Data in this exercise:
┌──

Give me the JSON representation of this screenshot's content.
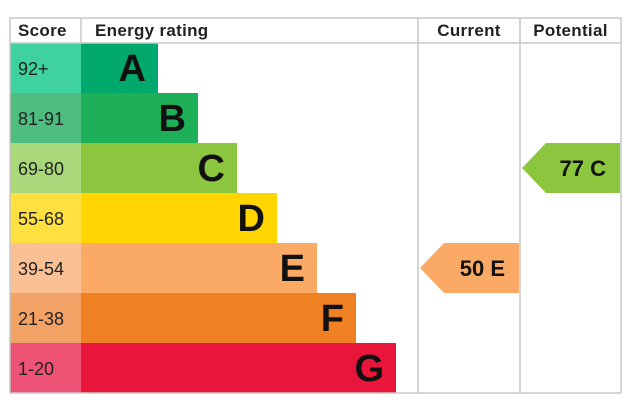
{
  "chart_data": {
    "type": "table",
    "headers": {
      "score": "Score",
      "rating": "Energy rating",
      "current": "Current",
      "potential": "Potential"
    },
    "bands": [
      {
        "score": "92+",
        "letter": "A",
        "color": "#00a86b",
        "score_color": "#3fd29e"
      },
      {
        "score": "81-91",
        "letter": "B",
        "color": "#1db058",
        "score_color": "#4ebd7f"
      },
      {
        "score": "69-80",
        "letter": "C",
        "color": "#8cc63f",
        "score_color": "#a8d87a"
      },
      {
        "score": "55-68",
        "letter": "D",
        "color": "#ffd500",
        "score_color": "#ffe040"
      },
      {
        "score": "39-54",
        "letter": "E",
        "color": "#fbaa65",
        "score_color": "#fcc095"
      },
      {
        "score": "21-38",
        "letter": "F",
        "color": "#ef8123",
        "score_color": "#f3a265"
      },
      {
        "score": "1-20",
        "letter": "G",
        "color": "#e9153b",
        "score_color": "#ee5274"
      }
    ],
    "current": {
      "value": 50,
      "letter": "E",
      "label": "50 E",
      "color": "#fbaa65"
    },
    "potential": {
      "value": 77,
      "letter": "C",
      "label": "77 C",
      "color": "#8cc63f"
    }
  }
}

└──

Given instruction: Set down all the data again exactly as above, pictures excluded.

Written reply:
Give me the JSON representation of this screenshot's content.
{
  "chart_data": {
    "type": "table",
    "headers": {
      "score": "Score",
      "rating": "Energy rating",
      "current": "Current",
      "potential": "Potential"
    },
    "bands": [
      {
        "score": "92+",
        "letter": "A",
        "color": "#00a86b",
        "score_color": "#3fd29e"
      },
      {
        "score": "81-91",
        "letter": "B",
        "color": "#1db058",
        "score_color": "#4ebd7f"
      },
      {
        "score": "69-80",
        "letter": "C",
        "color": "#8cc63f",
        "score_color": "#a8d87a"
      },
      {
        "score": "55-68",
        "letter": "D",
        "color": "#ffd500",
        "score_color": "#ffe040"
      },
      {
        "score": "39-54",
        "letter": "E",
        "color": "#fbaa65",
        "score_color": "#fcc095"
      },
      {
        "score": "21-38",
        "letter": "F",
        "color": "#ef8123",
        "score_color": "#f3a265"
      },
      {
        "score": "1-20",
        "letter": "G",
        "color": "#e9153b",
        "score_color": "#ee5274"
      }
    ],
    "current": {
      "value": 50,
      "letter": "E",
      "label": "50 E",
      "color": "#fbaa65"
    },
    "potential": {
      "value": 77,
      "letter": "C",
      "label": "77 C",
      "color": "#8cc63f"
    }
  }
}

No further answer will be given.